● PROBLEM TO WORK ON:
Gather each line of the entries below that includes "strafvordering".

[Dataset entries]
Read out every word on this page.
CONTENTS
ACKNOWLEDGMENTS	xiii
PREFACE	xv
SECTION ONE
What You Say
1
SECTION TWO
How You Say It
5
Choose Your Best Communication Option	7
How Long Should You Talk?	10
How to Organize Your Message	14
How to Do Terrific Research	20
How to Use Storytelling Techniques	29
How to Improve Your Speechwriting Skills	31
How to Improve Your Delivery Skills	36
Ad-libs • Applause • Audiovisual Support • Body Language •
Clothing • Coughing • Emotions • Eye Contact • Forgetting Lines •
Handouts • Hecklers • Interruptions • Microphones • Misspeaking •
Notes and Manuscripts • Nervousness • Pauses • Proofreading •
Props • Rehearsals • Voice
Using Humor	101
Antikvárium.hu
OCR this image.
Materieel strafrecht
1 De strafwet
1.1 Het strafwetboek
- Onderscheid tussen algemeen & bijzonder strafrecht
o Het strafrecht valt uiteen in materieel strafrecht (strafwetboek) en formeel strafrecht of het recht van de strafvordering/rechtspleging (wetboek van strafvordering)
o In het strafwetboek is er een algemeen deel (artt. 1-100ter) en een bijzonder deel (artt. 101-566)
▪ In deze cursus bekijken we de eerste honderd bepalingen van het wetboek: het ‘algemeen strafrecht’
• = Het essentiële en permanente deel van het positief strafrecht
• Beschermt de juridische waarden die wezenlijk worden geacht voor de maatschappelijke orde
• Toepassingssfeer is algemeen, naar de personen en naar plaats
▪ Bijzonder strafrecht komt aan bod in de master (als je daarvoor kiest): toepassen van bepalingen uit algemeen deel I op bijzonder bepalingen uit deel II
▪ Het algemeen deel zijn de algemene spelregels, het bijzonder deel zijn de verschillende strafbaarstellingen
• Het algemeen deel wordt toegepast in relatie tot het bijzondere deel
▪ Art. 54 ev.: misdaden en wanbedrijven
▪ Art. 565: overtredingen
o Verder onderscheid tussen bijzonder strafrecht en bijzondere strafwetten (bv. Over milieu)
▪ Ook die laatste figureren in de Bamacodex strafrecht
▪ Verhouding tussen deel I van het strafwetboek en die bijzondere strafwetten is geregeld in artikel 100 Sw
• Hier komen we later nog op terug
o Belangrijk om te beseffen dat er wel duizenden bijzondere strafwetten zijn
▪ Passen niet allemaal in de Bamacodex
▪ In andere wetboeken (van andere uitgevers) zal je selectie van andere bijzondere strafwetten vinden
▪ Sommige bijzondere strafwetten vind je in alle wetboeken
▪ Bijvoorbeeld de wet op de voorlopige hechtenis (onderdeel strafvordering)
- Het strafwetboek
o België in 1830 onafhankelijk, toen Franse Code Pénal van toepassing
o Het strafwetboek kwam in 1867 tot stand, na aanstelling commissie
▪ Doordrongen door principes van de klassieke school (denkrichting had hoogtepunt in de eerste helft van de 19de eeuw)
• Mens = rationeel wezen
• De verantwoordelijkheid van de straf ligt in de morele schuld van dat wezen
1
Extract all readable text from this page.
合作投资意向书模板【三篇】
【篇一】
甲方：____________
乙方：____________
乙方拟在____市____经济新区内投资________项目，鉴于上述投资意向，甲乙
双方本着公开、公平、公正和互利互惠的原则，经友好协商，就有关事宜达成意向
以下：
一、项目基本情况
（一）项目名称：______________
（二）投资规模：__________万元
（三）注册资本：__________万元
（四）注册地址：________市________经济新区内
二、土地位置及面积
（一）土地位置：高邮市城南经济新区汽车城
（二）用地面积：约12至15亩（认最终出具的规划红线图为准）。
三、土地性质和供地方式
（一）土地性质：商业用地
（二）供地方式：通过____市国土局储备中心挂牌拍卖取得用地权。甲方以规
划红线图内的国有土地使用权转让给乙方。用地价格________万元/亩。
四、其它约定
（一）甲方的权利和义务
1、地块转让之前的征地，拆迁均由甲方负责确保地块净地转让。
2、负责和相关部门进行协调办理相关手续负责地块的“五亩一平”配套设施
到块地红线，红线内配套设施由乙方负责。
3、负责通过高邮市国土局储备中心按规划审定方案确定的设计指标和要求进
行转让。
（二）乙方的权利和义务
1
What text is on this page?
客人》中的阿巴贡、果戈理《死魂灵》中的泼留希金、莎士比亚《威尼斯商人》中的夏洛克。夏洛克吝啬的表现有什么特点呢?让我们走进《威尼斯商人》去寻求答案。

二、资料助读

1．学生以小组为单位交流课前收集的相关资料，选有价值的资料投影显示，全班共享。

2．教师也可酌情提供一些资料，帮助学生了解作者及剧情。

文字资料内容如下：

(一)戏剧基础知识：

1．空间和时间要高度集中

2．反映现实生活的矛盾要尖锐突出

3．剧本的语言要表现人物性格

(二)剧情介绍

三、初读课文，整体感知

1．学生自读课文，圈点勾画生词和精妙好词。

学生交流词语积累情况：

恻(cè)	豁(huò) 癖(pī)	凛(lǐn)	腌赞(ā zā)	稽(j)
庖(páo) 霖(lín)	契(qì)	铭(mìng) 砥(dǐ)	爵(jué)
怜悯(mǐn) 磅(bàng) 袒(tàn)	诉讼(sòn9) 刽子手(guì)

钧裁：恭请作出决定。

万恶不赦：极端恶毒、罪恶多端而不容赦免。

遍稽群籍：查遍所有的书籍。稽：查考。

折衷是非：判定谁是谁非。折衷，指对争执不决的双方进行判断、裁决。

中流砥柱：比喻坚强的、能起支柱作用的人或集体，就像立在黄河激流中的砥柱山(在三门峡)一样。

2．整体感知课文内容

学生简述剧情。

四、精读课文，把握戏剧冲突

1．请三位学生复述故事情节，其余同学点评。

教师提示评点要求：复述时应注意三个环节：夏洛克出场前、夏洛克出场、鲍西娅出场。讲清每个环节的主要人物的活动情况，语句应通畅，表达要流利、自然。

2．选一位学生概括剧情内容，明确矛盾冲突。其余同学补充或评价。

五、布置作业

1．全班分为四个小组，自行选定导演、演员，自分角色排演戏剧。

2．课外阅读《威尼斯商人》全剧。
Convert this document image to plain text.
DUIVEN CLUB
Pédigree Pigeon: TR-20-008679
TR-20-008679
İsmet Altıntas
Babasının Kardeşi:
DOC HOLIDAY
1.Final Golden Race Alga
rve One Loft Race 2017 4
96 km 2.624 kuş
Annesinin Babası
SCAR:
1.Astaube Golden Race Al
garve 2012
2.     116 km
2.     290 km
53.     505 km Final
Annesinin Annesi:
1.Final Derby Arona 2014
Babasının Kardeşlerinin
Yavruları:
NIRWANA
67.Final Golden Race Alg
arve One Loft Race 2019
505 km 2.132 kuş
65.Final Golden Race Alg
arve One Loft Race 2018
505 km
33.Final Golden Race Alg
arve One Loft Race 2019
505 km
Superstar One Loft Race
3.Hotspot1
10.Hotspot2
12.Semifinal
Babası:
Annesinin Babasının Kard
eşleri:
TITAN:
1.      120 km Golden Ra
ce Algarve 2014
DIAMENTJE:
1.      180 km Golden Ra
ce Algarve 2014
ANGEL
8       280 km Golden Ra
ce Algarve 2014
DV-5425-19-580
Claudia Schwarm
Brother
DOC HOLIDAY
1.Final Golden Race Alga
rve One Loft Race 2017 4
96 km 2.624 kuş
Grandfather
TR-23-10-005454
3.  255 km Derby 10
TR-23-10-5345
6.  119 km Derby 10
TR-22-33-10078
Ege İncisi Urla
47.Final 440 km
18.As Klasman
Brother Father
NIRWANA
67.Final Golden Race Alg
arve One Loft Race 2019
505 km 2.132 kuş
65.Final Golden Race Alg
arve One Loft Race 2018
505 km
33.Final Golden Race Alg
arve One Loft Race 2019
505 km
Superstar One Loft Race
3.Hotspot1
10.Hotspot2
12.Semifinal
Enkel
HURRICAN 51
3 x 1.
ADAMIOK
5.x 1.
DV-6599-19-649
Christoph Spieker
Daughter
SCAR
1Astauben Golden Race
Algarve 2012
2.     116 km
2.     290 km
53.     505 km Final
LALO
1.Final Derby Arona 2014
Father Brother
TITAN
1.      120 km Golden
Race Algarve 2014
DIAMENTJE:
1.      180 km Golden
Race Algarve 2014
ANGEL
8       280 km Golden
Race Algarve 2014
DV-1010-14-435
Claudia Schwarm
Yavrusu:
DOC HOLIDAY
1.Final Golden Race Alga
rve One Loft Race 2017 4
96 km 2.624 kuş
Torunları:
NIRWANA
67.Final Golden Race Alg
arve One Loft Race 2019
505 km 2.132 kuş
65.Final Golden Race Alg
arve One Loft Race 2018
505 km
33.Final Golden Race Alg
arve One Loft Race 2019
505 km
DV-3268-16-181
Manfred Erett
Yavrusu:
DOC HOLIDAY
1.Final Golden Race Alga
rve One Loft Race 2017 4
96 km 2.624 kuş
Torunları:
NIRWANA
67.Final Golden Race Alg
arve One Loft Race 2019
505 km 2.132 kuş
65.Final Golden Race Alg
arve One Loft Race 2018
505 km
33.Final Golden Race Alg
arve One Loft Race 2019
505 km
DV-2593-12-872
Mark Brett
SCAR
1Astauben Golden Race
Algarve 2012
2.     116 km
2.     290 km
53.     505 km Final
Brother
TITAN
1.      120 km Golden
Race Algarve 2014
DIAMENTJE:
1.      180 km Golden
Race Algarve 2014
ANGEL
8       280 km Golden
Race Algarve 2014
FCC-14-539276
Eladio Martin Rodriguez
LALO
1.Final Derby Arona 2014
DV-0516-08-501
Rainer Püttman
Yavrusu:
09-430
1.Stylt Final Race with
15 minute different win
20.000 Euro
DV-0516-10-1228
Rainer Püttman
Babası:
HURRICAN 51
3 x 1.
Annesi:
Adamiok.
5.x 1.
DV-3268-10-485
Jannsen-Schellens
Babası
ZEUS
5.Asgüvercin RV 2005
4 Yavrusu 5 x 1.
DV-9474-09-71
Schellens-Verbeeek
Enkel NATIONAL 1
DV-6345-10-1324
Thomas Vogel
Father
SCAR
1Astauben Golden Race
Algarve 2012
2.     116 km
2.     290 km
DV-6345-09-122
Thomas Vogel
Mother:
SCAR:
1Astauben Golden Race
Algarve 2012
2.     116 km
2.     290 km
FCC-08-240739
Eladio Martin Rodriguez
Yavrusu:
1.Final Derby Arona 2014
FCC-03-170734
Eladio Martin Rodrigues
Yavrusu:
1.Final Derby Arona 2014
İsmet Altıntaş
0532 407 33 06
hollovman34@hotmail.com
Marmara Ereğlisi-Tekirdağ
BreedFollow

● ANSWER TO THE EXERCISE:
o Het strafrecht valt uiteen in materieel strafrecht (strafwetboek) en formeel strafrecht of het recht van de strafvordering/rechtspleging (wetboek van strafvordering)
▪ Bijvoorbeeld de wet op de voorlopige hechtenis (onderdeel strafvordering)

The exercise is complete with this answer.